Given instruction → Return the listing below in full, with every line exactly as it is.
○ ○ ○ ○ ○ ○ ○
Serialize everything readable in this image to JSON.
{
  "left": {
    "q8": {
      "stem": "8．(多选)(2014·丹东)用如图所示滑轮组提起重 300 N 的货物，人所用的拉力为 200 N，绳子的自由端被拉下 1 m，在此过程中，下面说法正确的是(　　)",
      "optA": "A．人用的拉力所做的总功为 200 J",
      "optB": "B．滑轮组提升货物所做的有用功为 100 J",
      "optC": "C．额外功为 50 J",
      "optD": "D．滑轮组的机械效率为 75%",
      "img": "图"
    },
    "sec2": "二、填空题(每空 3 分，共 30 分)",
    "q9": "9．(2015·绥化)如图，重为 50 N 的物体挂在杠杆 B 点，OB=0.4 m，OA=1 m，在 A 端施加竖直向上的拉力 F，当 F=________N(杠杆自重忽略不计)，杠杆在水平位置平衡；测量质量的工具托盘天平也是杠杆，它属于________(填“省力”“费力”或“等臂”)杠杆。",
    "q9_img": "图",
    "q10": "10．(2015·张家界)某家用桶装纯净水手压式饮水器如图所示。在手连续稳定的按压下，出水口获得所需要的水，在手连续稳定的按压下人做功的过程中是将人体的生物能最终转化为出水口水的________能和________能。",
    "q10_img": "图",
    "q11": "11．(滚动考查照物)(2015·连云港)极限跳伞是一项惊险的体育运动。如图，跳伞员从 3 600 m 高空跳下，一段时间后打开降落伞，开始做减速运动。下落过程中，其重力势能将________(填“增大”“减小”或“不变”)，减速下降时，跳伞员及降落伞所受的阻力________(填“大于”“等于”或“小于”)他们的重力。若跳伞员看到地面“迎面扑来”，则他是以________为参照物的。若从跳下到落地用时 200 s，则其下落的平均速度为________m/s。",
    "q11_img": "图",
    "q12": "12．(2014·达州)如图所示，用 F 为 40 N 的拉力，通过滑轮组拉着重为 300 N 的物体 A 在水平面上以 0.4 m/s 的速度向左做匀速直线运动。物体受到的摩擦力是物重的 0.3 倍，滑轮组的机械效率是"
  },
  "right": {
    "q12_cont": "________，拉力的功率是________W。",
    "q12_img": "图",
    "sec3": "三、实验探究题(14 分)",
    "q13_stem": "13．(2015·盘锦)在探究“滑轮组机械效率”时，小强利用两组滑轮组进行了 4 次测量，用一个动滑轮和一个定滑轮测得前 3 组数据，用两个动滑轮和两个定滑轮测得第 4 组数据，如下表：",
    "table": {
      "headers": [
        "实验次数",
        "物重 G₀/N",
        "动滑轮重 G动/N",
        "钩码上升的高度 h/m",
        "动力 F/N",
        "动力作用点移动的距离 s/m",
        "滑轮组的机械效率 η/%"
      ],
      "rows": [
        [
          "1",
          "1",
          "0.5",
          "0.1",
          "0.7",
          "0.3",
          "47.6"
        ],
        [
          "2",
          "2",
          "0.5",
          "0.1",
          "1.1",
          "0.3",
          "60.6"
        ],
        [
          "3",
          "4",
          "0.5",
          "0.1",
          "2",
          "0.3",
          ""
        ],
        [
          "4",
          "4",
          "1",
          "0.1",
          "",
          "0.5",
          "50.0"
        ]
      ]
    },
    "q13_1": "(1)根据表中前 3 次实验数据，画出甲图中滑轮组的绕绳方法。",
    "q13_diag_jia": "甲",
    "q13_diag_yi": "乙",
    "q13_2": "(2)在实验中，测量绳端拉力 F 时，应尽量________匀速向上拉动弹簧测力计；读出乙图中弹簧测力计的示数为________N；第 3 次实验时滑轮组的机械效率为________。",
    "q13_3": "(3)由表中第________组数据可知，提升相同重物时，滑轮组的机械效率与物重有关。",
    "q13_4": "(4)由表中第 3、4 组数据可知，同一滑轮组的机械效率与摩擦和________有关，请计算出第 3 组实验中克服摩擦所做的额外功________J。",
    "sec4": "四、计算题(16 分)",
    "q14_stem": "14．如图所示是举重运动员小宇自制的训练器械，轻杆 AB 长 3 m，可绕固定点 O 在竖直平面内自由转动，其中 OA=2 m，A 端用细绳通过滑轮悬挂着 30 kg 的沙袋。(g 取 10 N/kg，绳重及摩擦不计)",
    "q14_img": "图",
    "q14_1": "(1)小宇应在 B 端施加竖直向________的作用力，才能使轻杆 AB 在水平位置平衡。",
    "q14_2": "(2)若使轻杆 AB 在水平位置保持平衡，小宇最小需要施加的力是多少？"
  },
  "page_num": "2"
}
○ ○ ○ ○ ○ ○ ○
Task result →
Serialize everything readable in this image to JSON.
{
  "left": {
    "q8": {
      "stem": "8．(多选)(2014·丹东)用如图所示滑轮组提起重 300 N 的货物，人所用的拉力为 200 N，绳子的自由端被拉下 1 m，在此过程中，下面说法正确的是(　　)",
      "optA": "A．人用的拉力所做的总功为 200 J",
      "optB": "B．滑轮组提升货物所做的有用功为 100 J",
      "optC": "C．额外功为 50 J",
      "optD": "D．滑轮组的机械效率为 75%",
      "img": "图"
    },
    "sec2": "二、填空题(每空 3 分，共 30 分)",
    "q9": "9．(2015·绥化)如图，重为 50 N 的物体挂在杠杆 B 点，OB=0.4 m，OA=1 m，在 A 端施加竖直向上的拉力 F，当 F=________N(杠杆自重忽略不计)，杠杆在水平位置平衡；测量质量的工具托盘天平也是杠杆，它属于________(填“省力”“费力”或“等臂”)杠杆。",
    "q9_img": "图",
    "q10": "10．(2015·张家界)某家用桶装纯净水手压式饮水器如图所示。在手连续稳定的按压下，出水口获得所需要的水，在手连续稳定的按压下人做功的过程中是将人体的生物能最终转化为出水口水的________能和________能。",
    "q10_img": "图",
    "q11": "11．(滚动考查照物)(2015·连云港)极限跳伞是一项惊险的体育运动。如图，跳伞员从 3 600 m 高空跳下，一段时间后打开降落伞，开始做减速运动。下落过程中，其重力势能将________(填“增大”“减小”或“不变”)，减速下降时，跳伞员及降落伞所受的阻力________(填“大于”“等于”或“小于”)他们的重力。若跳伞员看到地面“迎面扑来”，则他是以________为参照物的。若从跳下到落地用时 200 s，则其下落的平均速度为________m/s。",
    "q11_img": "图",
    "q12": "12．(2014·达州)如图所示，用 F 为 40 N 的拉力，通过滑轮组拉着重为 300 N 的物体 A 在水平面上以 0.4 m/s 的速度向左做匀速直线运动。物体受到的摩擦力是物重的 0.3 倍，滑轮组的机械效率是"
  },
  "right": {
    "q12_cont": "________，拉力的功率是________W。",
    "q12_img": "图",
    "sec3": "三、实验探究题(14 分)",
    "q13_stem": "13．(2015·盘锦)在探究“滑轮组机械效率”时，小强利用两组滑轮组进行了 4 次测量，用一个动滑轮和一个定滑轮测得前 3 组数据，用两个动滑轮和两个定滑轮测得第 4 组数据，如下表：",
    "table": {
      "headers": [
        "实验次数",
        "物重 G₀/N",
        "动滑轮重 G动/N",
        "钩码上升的高度 h/m",
        "动力 F/N",
        "动力作用点移动的距离 s/m",
        "滑轮组的机械效率 η/%"
      ],
      "rows": [
        [
          "1",
          "1",
          "0.5",
          "0.1",
          "0.7",
          "0.3",
          "47.6"
        ],
        [
          "2",
          "2",
          "0.5",
          "0.1",
          "1.1",
          "0.3",
          "60.6"
        ],
        [
          "3",
          "4",
          "0.5",
          "0.1",
          "2",
          "0.3",
          ""
        ],
        [
          "4",
          "4",
          "1",
          "0.1",
          "",
          "0.5",
          "50.0"
        ]
      ]
    },
    "q13_1": "(1)根据表中前 3 次实验数据，画出甲图中滑轮组的绕绳方法。",
    "q13_diag_jia": "甲",
    "q13_diag_yi": "乙",
    "q13_2": "(2)在实验中，测量绳端拉力 F 时，应尽量________匀速向上拉动弹簧测力计；读出乙图中弹簧测力计的示数为________N；第 3 次实验时滑轮组的机械效率为________。",
    "q13_3": "(3)由表中第________组数据可知，提升相同重物时，滑轮组的机械效率与物重有关。",
    "q13_4": "(4)由表中第 3、4 组数据可知，同一滑轮组的机械效率与摩擦和________有关，请计算出第 3 组实验中克服摩擦所做的额外功________J。",
    "sec4": "四、计算题(16 分)",
    "q14_stem": "14．如图所示是举重运动员小宇自制的训练器械，轻杆 AB 长 3 m，可绕固定点 O 在竖直平面内自由转动，其中 OA=2 m，A 端用细绳通过滑轮悬挂着 30 kg 的沙袋。(g 取 10 N/kg，绳重及摩擦不计)",
    "q14_img": "图",
    "q14_1": "(1)小宇应在 B 端施加竖直向________的作用力，才能使轻杆 AB 在水平位置平衡。",
    "q14_2": "(2)若使轻杆 AB 在水平位置保持平衡，小宇最小需要施加的力是多少？"
  },
  "page_num": "2"
}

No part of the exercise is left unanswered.